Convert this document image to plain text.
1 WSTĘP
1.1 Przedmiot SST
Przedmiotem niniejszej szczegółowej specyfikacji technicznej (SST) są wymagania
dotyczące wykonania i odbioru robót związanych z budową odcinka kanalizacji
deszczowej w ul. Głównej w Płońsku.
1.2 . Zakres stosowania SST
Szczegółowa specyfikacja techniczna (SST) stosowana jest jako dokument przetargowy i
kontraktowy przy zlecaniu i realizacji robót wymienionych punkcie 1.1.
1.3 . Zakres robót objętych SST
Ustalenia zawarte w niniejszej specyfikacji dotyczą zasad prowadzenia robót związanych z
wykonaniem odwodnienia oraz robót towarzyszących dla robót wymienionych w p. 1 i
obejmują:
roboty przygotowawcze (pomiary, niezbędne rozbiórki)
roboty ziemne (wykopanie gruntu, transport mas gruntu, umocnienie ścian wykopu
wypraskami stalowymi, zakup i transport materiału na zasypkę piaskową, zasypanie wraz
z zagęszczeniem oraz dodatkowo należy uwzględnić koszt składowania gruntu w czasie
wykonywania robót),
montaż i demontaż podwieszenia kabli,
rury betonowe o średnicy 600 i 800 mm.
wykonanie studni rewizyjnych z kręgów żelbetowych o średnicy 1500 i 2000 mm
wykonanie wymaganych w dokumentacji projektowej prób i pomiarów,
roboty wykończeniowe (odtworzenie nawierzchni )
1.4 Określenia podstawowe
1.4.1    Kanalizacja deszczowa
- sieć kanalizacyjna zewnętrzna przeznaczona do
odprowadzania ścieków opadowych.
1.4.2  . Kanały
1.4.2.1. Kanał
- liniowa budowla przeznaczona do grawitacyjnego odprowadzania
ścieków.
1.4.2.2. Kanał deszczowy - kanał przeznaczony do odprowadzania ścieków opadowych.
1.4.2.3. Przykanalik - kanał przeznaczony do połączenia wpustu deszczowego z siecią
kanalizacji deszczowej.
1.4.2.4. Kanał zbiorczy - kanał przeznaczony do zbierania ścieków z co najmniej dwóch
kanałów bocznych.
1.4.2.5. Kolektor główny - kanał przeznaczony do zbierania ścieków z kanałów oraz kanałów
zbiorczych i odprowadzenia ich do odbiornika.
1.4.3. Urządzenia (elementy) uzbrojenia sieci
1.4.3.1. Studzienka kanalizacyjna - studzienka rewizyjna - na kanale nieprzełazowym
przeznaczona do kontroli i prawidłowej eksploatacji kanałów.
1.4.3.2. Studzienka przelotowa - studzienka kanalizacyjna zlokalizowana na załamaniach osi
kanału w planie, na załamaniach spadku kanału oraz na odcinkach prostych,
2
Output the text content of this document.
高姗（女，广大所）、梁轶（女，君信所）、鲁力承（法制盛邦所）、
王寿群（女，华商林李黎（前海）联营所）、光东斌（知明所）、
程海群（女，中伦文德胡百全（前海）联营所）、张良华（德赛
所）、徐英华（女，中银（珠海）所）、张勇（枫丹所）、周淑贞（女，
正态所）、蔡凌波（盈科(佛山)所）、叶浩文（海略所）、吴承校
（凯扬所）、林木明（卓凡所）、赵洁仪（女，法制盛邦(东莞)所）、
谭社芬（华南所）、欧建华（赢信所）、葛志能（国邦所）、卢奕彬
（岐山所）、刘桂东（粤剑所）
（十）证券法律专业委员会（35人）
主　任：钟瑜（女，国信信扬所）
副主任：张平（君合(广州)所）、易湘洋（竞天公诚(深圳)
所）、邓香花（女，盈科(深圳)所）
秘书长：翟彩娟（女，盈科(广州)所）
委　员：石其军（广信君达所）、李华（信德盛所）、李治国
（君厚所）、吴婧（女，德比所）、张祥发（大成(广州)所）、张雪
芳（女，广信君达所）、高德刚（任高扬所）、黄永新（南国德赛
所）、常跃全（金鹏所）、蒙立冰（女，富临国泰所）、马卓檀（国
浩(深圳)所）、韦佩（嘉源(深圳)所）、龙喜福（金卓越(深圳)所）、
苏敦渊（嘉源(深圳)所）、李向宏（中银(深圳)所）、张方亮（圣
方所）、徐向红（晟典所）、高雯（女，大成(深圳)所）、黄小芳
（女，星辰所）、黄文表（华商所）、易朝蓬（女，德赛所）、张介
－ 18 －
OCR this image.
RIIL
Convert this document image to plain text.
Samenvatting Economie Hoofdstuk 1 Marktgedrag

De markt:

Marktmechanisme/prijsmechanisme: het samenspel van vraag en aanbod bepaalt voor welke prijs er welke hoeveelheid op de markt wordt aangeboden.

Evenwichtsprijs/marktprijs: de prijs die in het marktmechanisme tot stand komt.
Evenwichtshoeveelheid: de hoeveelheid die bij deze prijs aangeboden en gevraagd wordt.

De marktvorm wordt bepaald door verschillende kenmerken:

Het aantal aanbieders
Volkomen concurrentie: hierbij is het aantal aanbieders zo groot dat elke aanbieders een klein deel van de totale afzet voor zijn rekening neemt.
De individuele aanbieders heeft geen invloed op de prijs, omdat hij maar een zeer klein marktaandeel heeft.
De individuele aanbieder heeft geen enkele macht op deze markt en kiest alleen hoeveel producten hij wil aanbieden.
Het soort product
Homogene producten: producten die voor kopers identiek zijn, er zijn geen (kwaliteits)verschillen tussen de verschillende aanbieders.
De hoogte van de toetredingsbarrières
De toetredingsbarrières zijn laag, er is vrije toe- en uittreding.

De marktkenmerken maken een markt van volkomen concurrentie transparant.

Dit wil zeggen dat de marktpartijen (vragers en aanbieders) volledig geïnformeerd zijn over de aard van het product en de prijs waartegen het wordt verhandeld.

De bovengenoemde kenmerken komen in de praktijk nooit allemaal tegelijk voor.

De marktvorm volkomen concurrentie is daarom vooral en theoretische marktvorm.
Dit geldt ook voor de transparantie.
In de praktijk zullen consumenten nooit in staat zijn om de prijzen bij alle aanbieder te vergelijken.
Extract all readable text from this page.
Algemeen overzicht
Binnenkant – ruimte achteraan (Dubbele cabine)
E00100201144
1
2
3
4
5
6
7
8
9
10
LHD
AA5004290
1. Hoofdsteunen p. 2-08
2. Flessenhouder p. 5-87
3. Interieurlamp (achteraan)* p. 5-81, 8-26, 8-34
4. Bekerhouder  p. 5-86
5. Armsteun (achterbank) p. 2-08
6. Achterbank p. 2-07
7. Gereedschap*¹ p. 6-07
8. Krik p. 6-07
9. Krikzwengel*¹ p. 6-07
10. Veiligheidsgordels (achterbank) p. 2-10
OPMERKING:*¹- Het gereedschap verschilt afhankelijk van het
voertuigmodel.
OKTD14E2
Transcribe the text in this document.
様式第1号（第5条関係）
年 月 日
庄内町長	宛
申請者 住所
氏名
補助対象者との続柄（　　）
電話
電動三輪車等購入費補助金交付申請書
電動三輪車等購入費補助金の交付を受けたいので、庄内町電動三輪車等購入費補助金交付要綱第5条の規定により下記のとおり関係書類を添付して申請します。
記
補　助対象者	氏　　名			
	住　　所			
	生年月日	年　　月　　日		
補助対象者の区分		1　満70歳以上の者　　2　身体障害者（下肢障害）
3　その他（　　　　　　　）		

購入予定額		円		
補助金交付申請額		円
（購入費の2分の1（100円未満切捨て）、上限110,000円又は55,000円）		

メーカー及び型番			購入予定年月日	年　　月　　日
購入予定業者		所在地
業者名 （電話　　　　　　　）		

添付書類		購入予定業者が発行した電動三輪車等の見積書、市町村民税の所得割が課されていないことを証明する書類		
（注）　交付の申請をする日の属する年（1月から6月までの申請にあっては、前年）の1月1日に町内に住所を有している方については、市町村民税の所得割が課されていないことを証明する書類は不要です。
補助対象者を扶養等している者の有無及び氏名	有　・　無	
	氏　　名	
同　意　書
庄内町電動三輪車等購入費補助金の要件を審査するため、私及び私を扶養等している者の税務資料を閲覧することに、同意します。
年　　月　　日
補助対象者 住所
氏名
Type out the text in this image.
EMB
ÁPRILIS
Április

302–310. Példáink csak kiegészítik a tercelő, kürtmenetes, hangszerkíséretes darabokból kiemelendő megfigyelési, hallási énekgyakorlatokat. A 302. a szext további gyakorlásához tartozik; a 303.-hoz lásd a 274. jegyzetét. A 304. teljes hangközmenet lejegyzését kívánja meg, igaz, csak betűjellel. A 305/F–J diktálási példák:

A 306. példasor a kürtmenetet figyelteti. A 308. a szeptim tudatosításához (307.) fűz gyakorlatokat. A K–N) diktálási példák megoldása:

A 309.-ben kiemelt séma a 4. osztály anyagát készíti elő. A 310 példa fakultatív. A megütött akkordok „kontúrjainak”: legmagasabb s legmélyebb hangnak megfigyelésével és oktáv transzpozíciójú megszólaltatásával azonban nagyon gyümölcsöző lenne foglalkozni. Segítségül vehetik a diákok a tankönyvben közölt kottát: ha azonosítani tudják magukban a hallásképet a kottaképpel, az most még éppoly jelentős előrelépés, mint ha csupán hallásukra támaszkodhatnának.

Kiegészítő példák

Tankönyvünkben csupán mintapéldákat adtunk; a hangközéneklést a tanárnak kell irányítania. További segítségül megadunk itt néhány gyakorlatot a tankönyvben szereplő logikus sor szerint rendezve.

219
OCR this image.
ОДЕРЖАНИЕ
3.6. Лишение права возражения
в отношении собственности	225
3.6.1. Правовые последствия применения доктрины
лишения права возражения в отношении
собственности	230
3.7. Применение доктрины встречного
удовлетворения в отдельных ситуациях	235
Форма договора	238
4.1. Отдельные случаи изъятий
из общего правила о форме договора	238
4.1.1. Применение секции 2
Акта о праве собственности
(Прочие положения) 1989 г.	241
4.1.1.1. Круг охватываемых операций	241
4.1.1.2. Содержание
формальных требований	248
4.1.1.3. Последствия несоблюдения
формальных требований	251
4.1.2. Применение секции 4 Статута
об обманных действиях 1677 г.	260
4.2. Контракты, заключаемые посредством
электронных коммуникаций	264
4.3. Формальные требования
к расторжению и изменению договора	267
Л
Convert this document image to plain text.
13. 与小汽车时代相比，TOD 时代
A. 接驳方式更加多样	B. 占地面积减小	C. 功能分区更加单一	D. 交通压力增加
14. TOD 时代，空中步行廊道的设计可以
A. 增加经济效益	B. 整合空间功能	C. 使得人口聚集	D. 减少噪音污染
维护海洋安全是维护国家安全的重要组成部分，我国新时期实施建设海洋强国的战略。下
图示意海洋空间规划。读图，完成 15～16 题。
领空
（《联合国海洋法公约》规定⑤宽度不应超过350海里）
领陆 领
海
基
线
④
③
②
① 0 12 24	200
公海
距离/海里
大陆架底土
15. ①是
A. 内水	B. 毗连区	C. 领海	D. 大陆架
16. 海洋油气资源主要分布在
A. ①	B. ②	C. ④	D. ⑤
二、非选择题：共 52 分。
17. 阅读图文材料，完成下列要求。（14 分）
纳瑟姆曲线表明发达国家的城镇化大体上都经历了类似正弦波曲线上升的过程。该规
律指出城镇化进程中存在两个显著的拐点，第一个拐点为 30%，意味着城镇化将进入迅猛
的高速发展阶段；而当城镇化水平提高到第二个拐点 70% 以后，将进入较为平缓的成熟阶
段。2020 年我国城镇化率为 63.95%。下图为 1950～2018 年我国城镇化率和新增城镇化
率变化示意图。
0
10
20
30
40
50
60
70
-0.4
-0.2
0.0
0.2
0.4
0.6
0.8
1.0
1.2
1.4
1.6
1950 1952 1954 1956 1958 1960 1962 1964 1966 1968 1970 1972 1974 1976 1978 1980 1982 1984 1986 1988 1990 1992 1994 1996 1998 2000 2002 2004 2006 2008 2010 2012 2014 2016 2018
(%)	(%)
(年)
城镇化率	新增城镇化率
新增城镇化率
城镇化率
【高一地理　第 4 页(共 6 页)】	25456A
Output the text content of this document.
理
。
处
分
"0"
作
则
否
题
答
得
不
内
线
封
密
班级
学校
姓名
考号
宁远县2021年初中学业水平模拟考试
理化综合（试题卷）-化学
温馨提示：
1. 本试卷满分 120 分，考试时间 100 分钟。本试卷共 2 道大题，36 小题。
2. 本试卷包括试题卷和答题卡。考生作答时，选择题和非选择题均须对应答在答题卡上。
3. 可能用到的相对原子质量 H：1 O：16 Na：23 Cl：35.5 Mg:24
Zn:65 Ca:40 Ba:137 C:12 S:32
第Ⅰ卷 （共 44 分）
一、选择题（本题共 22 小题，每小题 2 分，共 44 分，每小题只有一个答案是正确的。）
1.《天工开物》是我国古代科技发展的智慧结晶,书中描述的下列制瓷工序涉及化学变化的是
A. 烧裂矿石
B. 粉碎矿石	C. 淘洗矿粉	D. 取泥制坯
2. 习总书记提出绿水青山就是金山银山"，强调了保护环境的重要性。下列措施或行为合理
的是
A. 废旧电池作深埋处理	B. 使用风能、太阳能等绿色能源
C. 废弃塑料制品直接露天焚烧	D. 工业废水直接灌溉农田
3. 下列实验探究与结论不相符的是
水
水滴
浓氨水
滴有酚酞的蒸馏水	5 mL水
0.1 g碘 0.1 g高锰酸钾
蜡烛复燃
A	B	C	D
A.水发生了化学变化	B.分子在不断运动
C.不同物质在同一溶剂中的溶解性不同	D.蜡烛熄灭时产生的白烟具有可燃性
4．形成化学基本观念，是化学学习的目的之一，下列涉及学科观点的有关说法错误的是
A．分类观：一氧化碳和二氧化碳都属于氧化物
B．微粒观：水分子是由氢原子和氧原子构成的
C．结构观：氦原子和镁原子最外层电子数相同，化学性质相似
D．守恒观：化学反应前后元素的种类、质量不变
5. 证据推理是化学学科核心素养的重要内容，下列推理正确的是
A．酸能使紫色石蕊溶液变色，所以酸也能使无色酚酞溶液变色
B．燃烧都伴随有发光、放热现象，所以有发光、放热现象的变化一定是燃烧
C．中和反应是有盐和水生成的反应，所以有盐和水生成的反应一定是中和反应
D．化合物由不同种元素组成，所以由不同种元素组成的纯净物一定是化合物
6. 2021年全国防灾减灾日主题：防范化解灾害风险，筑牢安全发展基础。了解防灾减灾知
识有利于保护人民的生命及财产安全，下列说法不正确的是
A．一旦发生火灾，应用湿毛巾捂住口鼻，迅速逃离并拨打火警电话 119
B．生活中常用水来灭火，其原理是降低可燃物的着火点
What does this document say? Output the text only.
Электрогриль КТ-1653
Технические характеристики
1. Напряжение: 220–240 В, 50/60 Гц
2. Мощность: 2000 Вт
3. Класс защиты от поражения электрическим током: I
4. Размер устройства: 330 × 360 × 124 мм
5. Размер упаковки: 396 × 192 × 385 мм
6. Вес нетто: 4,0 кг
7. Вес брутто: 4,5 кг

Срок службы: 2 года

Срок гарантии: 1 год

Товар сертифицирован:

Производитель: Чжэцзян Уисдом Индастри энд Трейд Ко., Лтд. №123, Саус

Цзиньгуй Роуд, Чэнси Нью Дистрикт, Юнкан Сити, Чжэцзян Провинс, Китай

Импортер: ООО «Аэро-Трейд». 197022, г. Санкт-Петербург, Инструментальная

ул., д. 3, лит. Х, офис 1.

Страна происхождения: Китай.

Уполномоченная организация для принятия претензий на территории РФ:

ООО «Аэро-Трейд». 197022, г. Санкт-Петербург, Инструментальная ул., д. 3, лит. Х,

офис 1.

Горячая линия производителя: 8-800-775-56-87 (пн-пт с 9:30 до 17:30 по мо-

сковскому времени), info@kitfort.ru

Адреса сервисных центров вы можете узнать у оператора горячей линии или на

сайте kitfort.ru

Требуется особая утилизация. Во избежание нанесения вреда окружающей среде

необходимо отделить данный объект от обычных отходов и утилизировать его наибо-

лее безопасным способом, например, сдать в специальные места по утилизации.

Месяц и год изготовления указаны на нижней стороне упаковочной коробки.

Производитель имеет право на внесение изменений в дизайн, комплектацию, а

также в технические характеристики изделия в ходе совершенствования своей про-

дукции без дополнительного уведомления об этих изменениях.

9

* * * *

■ Task to complete: Which lines above hold the word "individuele"? Copy each of them.

■ Output for this exercise:
De individuele aanbieders heeft geen invloed op de prijs, omdat hij maar een zeer klein marktaandeel heeft.
De individuele aanbieder heeft geen enkele macht op deze markt en kiest alleen hoeveel producten hij wil aanbieden.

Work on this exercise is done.